Reply with only the number of lines that contain the string "vertreten".

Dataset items
** BEGIN **

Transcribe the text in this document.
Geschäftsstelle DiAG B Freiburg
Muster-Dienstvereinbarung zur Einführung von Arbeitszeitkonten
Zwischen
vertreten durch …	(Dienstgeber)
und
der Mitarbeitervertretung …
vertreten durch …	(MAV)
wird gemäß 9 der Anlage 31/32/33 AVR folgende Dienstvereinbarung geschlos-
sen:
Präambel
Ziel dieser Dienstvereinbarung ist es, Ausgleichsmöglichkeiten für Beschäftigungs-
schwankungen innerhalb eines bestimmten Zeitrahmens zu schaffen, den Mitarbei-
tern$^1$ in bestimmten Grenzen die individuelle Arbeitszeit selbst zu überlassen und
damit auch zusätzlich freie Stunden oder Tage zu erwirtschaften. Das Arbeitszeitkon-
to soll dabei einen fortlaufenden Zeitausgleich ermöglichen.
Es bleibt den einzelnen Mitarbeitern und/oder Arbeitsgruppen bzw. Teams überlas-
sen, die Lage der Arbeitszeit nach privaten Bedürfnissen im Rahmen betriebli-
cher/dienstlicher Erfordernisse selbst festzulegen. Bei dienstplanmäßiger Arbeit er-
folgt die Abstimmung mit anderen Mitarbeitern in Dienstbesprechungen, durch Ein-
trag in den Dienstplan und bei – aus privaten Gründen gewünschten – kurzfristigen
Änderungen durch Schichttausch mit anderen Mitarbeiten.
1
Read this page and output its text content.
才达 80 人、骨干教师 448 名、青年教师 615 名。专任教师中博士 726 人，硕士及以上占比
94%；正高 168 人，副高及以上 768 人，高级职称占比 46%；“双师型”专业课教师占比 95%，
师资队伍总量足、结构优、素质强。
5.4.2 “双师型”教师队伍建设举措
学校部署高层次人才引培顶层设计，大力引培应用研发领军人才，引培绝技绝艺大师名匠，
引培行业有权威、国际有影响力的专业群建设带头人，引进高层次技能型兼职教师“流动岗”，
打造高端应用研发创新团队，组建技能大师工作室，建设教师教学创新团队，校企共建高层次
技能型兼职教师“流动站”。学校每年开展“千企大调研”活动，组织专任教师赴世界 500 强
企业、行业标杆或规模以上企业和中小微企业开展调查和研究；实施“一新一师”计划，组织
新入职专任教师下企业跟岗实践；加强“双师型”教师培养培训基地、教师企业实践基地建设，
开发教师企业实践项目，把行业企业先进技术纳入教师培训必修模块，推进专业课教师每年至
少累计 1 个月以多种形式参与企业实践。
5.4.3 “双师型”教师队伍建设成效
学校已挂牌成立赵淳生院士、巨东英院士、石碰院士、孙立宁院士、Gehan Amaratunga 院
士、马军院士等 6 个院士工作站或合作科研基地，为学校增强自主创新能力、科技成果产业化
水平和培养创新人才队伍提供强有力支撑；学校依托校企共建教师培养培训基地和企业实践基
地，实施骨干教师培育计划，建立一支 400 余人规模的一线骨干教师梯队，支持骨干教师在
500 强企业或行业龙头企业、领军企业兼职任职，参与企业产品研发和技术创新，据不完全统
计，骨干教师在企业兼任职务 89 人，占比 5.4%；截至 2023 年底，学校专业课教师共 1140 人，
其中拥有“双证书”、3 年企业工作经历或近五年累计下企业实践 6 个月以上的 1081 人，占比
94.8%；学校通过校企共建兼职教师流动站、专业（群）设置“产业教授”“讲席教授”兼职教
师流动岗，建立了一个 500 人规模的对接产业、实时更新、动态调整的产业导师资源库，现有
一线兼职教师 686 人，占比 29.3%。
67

** END **
** BEGIN **

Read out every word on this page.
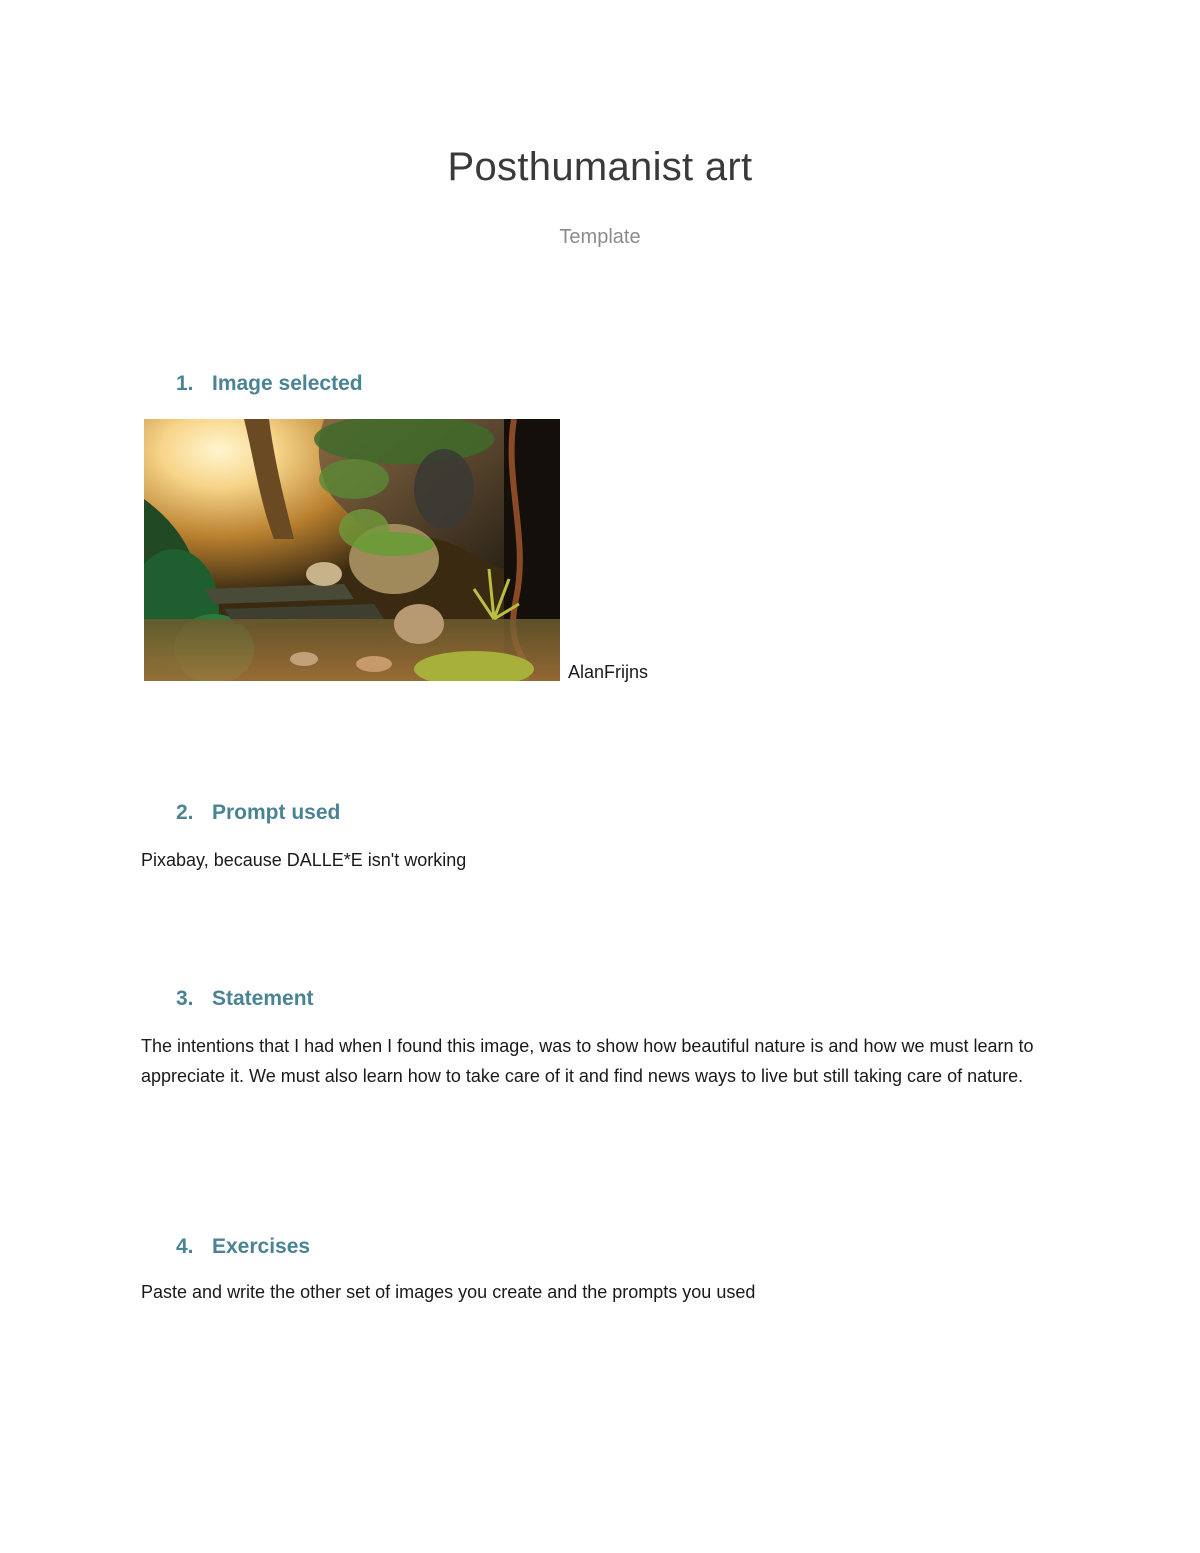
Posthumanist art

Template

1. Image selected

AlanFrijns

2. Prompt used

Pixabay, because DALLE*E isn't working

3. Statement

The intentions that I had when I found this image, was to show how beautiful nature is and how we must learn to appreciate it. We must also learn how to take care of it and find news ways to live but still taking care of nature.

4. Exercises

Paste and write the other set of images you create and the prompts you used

** END **

_RESULT OF THE EXERCISE_
2